_Written request_
Count the lines below that contain the word "color", and reply with only that number.

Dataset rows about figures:

____

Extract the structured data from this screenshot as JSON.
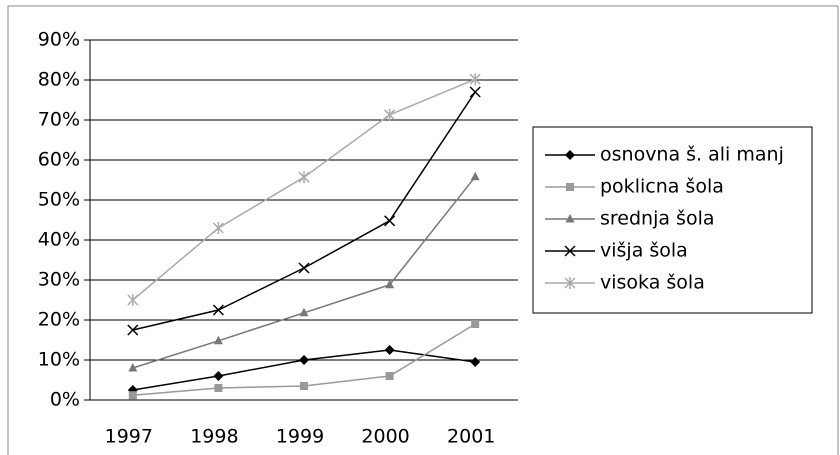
{
  "chart_data": {
    "type": "line",
    "categories": [
      "1997",
      "1998",
      "1999",
      "2000",
      "2001"
    ],
    "series": [
      {
        "name": "osnovna š. ali manj",
        "color": "#000000",
        "marker": "diamond",
        "values": [
          2.5,
          6,
          10,
          12.5,
          9.5
        ]
      },
      {
        "name": "poklicna šola",
        "color": "#999999",
        "marker": "square",
        "values": [
          1.2,
          3,
          3.5,
          6,
          19
        ]
      },
      {
        "name": "srednja šola",
        "color": "#777777",
        "marker": "triangle",
        "values": [
          8,
          14.8,
          21.8,
          28.8,
          55.8
        ]
      },
      {
        "name": "višja šola",
        "color": "#000000",
        "marker": "x",
        "values": [
          17.5,
          22.5,
          33,
          44.8,
          77
        ]
      },
      {
        "name": "visoka šola",
        "color": "#aaaaaa",
        "marker": "asterisk",
        "values": [
          25,
          43,
          55.7,
          71.3,
          80.2
        ]
      }
    ],
    "ylim": [
      0,
      90
    ],
    "yticks": [
      {
        "value": 0,
        "label": "0%"
      },
      {
        "value": 10,
        "label": "10%"
      },
      {
        "value": 20,
        "label": "20%"
      },
      {
        "value": 30,
        "label": "30%"
      },
      {
        "value": 40,
        "label": "40%"
      },
      {
        "value": 50,
        "label": "50%"
      },
      {
        "value": 60,
        "label": "60%"
      },
      {
        "value": 70,
        "label": "70%"
      },
      {
        "value": 80,
        "label": "80%"
      },
      {
        "value": 90,
        "label": "90%"
      }
    ],
    "grid": true,
    "legend": "right"
  }
}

____

_Result for this task_
5